======== Listing

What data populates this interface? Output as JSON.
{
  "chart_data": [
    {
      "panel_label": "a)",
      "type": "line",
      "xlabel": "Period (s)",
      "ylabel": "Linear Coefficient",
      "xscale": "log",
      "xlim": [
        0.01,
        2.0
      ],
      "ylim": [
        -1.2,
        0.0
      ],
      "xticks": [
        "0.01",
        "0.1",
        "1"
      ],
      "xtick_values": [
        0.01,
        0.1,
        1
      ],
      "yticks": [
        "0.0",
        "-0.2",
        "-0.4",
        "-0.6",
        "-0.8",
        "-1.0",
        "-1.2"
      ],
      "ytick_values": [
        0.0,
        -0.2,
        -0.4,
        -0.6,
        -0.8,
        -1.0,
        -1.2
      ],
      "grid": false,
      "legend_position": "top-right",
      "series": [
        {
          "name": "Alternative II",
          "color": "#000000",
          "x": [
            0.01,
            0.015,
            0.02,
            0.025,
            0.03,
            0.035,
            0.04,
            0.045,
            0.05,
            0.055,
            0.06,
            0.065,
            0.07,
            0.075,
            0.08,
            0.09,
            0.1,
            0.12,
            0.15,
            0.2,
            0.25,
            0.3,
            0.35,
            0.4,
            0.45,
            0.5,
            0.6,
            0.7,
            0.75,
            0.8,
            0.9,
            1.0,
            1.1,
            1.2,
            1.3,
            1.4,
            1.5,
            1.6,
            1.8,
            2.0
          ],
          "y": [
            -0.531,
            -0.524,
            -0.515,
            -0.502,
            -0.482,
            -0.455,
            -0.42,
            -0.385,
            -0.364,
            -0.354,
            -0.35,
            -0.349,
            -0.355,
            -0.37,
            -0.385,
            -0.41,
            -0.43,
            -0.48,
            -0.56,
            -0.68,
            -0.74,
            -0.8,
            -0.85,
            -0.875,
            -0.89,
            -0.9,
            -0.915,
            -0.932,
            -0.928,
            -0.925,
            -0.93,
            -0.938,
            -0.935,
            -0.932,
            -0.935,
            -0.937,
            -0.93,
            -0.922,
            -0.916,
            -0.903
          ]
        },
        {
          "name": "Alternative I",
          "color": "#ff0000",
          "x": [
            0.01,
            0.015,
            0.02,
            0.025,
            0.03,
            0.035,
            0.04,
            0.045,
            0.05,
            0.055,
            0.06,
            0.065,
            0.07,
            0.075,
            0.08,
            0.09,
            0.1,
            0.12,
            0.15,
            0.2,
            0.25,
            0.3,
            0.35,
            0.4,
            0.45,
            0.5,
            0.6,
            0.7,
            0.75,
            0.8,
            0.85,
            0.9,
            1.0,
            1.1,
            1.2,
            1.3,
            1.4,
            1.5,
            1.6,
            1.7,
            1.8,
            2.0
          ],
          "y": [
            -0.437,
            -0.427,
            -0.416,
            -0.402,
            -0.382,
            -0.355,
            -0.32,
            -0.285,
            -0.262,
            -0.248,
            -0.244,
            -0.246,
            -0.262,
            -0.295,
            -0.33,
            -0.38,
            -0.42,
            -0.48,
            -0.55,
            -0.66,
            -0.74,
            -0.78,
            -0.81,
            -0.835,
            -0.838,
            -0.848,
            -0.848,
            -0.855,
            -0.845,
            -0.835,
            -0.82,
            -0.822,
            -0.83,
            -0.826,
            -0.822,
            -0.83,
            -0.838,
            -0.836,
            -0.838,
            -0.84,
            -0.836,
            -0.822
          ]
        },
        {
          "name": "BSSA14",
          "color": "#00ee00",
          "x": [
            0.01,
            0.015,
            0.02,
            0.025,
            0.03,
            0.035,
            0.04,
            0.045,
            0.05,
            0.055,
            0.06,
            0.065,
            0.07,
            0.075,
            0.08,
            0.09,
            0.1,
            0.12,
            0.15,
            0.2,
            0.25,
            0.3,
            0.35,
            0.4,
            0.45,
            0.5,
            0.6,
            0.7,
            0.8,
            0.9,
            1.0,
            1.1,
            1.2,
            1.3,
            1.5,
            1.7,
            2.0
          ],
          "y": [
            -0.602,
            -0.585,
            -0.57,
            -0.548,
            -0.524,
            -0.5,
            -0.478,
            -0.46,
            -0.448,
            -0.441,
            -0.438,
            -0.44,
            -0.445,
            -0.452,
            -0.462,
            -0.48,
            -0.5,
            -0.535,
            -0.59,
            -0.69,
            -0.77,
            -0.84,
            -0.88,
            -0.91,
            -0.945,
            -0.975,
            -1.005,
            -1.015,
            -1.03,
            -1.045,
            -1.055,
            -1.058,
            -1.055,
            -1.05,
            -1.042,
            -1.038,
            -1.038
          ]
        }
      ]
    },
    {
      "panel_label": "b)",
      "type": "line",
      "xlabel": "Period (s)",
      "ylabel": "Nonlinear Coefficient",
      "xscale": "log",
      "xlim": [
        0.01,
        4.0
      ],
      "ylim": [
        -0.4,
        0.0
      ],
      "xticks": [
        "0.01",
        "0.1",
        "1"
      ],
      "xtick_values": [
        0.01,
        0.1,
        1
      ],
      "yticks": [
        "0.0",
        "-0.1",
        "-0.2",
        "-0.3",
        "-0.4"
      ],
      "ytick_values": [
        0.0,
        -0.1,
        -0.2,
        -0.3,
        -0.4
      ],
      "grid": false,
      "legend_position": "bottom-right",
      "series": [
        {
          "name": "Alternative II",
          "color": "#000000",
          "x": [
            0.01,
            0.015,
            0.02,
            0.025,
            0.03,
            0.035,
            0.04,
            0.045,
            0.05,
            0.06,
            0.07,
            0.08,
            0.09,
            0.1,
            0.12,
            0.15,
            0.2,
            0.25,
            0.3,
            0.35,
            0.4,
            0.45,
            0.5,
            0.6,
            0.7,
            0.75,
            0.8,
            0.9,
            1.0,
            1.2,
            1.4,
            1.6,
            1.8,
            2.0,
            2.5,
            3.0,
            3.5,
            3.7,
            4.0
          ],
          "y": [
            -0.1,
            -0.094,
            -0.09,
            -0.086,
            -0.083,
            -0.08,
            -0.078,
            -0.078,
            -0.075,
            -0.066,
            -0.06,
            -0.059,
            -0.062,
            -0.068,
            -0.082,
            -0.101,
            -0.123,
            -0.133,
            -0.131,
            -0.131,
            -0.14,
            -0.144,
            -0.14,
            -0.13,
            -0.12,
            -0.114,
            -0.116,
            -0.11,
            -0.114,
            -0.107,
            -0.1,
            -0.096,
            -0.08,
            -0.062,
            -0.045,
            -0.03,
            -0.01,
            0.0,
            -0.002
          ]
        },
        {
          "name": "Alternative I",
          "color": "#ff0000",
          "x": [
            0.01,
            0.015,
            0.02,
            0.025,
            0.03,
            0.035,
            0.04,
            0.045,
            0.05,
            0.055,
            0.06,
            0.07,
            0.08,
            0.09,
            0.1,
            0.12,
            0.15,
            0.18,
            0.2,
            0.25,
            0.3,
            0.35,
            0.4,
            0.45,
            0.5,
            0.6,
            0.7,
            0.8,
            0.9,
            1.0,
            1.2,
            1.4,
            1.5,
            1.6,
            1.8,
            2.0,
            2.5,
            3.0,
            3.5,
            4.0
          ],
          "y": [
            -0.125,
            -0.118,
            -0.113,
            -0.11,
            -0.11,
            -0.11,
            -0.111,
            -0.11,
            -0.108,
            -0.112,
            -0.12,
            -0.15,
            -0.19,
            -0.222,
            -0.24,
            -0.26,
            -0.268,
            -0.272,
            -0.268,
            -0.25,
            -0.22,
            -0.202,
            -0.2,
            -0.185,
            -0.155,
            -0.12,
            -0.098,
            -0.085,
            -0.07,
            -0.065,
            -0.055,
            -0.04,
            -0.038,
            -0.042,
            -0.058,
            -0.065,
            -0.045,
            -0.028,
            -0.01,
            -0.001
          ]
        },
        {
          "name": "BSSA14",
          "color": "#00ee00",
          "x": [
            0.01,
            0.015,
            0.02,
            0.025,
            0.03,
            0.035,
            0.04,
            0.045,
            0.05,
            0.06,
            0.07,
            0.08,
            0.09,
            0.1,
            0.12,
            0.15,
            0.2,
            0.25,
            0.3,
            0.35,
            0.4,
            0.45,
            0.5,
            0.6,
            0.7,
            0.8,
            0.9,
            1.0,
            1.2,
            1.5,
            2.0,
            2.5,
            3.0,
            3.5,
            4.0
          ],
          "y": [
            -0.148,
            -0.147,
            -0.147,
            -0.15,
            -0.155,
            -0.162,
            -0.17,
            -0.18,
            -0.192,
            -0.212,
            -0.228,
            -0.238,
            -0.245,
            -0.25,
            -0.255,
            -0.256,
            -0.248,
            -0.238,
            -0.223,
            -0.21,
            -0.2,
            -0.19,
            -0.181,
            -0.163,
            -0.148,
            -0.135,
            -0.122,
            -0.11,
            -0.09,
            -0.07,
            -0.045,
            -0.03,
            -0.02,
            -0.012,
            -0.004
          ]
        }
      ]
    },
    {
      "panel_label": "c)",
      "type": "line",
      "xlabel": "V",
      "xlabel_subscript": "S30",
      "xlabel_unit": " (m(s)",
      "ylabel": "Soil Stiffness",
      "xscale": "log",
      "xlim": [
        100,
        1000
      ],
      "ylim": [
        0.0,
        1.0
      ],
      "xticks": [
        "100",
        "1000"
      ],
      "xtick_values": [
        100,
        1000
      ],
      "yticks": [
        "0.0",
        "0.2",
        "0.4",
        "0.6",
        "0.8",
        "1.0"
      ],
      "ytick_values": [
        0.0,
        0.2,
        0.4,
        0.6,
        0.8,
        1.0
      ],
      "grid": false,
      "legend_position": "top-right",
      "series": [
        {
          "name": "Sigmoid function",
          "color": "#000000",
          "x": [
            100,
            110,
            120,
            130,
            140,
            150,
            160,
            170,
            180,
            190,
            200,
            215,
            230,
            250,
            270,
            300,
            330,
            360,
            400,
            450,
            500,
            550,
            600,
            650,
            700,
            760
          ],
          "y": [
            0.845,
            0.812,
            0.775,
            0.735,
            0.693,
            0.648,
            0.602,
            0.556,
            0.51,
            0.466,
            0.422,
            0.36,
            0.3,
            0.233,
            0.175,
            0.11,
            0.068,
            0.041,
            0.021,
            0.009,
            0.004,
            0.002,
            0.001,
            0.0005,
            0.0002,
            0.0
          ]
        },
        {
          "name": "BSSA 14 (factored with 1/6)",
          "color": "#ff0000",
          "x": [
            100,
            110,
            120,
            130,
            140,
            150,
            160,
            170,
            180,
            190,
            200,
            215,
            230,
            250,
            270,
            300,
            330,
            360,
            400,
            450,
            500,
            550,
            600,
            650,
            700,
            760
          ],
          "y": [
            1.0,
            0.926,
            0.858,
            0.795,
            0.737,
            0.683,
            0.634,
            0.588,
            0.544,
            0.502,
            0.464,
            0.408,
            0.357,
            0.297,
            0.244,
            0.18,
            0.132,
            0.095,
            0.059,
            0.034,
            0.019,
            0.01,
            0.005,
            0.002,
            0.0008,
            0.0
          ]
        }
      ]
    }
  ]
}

================

▶ [Short exercise]:
Copy the lines from the entries above in which the word "ylabel" appears.

▶ [Reply]:
      "ylabel": "Linear Coefficient",
      "ylabel": "Nonlinear Coefficient",
      "ylabel": "Soil Stiffness",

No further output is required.